━━ RECORDED DATA ━━

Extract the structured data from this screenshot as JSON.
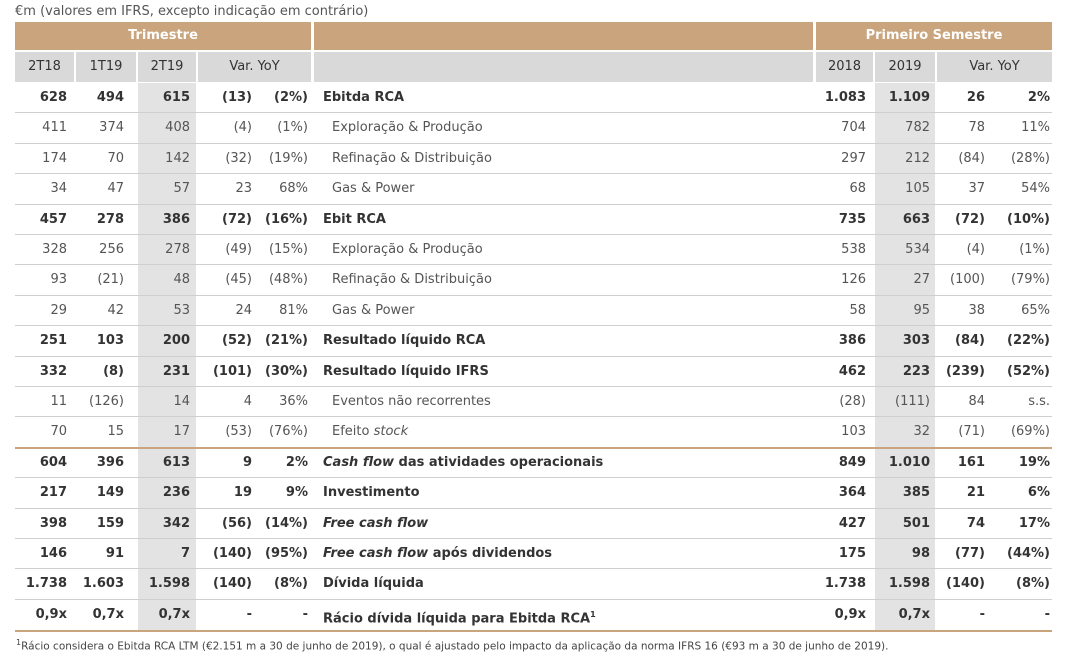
{
  "caption": "€m (valores em IFRS, excepto indicação em contrário)",
  "header": {
    "quarter_group": "Trimestre",
    "semester_group": "Primeiro Semestre",
    "quarter_columns": [
      "2T18",
      "1T19",
      "2T19",
      "Var. YoY"
    ],
    "semester_columns": [
      "2018",
      "2019",
      "Var. YoY"
    ]
  },
  "table": {
    "rows": [
      {
        "quarter": [
          "628",
          "494",
          "615",
          "(13)",
          "(2%)"
        ],
        "label": [
          {
            "text": "Ebitda RCA"
          }
        ],
        "semester": [
          "1.083",
          "1.109",
          "26",
          "2%"
        ],
        "bold": true
      },
      {
        "quarter": [
          "411",
          "374",
          "408",
          "(4)",
          "(1%)"
        ],
        "label": [
          {
            "text": "Exploração & Produção"
          }
        ],
        "semester": [
          "704",
          "782",
          "78",
          "11%"
        ],
        "indent": true
      },
      {
        "quarter": [
          "174",
          "70",
          "142",
          "(32)",
          "(19%)"
        ],
        "label": [
          {
            "text": "Refinação & Distribuição"
          }
        ],
        "semester": [
          "297",
          "212",
          "(84)",
          "(28%)"
        ],
        "indent": true
      },
      {
        "quarter": [
          "34",
          "47",
          "57",
          "23",
          "68%"
        ],
        "label": [
          {
            "text": "Gas & Power"
          }
        ],
        "semester": [
          "68",
          "105",
          "37",
          "54%"
        ],
        "indent": true
      },
      {
        "quarter": [
          "457",
          "278",
          "386",
          "(72)",
          "(16%)"
        ],
        "label": [
          {
            "text": "Ebit RCA"
          }
        ],
        "semester": [
          "735",
          "663",
          "(72)",
          "(10%)"
        ],
        "bold": true
      },
      {
        "quarter": [
          "328",
          "256",
          "278",
          "(49)",
          "(15%)"
        ],
        "label": [
          {
            "text": "Exploração & Produção"
          }
        ],
        "semester": [
          "538",
          "534",
          "(4)",
          "(1%)"
        ],
        "indent": true
      },
      {
        "quarter": [
          "93",
          "(21)",
          "48",
          "(45)",
          "(48%)"
        ],
        "label": [
          {
            "text": "Refinação & Distribuição"
          }
        ],
        "semester": [
          "126",
          "27",
          "(100)",
          "(79%)"
        ],
        "indent": true
      },
      {
        "quarter": [
          "29",
          "42",
          "53",
          "24",
          "81%"
        ],
        "label": [
          {
            "text": "Gas & Power"
          }
        ],
        "semester": [
          "58",
          "95",
          "38",
          "65%"
        ],
        "indent": true
      },
      {
        "quarter": [
          "251",
          "103",
          "200",
          "(52)",
          "(21%)"
        ],
        "label": [
          {
            "text": "Resultado líquido RCA"
          }
        ],
        "semester": [
          "386",
          "303",
          "(84)",
          "(22%)"
        ],
        "bold": true
      },
      {
        "quarter": [
          "332",
          "(8)",
          "231",
          "(101)",
          "(30%)"
        ],
        "label": [
          {
            "text": "Resultado líquido IFRS"
          }
        ],
        "semester": [
          "462",
          "223",
          "(239)",
          "(52%)"
        ],
        "bold": true
      },
      {
        "quarter": [
          "11",
          "(126)",
          "14",
          "4",
          "36%"
        ],
        "label": [
          {
            "text": "Eventos não recorrentes"
          }
        ],
        "semester": [
          "(28)",
          "(111)",
          "84",
          "s.s."
        ],
        "indent": true
      },
      {
        "quarter": [
          "70",
          "15",
          "17",
          "(53)",
          "(76%)"
        ],
        "label": [
          {
            "text": "Efeito "
          },
          {
            "text": "stock",
            "italic": true
          }
        ],
        "semester": [
          "103",
          "32",
          "(71)",
          "(69%)"
        ],
        "indent": true,
        "rule_below": true
      },
      {
        "quarter": [
          "604",
          "396",
          "613",
          "9",
          "2%"
        ],
        "label": [
          {
            "text": "Cash flow",
            "italic": true
          },
          {
            "text": " das atividades operacionais"
          }
        ],
        "semester": [
          "849",
          "1.010",
          "161",
          "19%"
        ],
        "bold": true
      },
      {
        "quarter": [
          "217",
          "149",
          "236",
          "19",
          "9%"
        ],
        "label": [
          {
            "text": "Investimento"
          }
        ],
        "semester": [
          "364",
          "385",
          "21",
          "6%"
        ],
        "bold": true
      },
      {
        "quarter": [
          "398",
          "159",
          "342",
          "(56)",
          "(14%)"
        ],
        "label": [
          {
            "text": "Free cash flow",
            "italic": true
          }
        ],
        "semester": [
          "427",
          "501",
          "74",
          "17%"
        ],
        "bold": true
      },
      {
        "quarter": [
          "146",
          "91",
          "7",
          "(140)",
          "(95%)"
        ],
        "label": [
          {
            "text": "Free cash flow",
            "italic": true
          },
          {
            "text": " após dividendos"
          }
        ],
        "semester": [
          "175",
          "98",
          "(77)",
          "(44%)"
        ],
        "bold": true
      },
      {
        "quarter": [
          "1.738",
          "1.603",
          "1.598",
          "(140)",
          "(8%)"
        ],
        "label": [
          {
            "text": "Dívida líquida"
          }
        ],
        "semester": [
          "1.738",
          "1.598",
          "(140)",
          "(8%)"
        ],
        "bold": true
      },
      {
        "quarter": [
          "0,9x",
          "0,7x",
          "0,7x",
          "-",
          "-"
        ],
        "label": [
          {
            "text": "Rácio dívida líquida para Ebitda RCA"
          },
          {
            "text": "1",
            "sup": true
          }
        ],
        "semester": [
          "0,9x",
          "0,7x",
          "-",
          "-"
        ],
        "bold": true
      }
    ]
  },
  "footnote": {
    "marker": "1",
    "text": "Rácio considera o Ebitda RCA LTM (€2.151 m a 30 de junho de 2019), o qual é ajustado pelo impacto da aplicação da norma IFRS 16 (€93 m a 30 de junho de 2019)."
  }
}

━━━

Find the lines that include the string "líquido", then copy each of them.

            "text": "Resultado líquido RCA"
            "text": "Resultado líquido IFRS"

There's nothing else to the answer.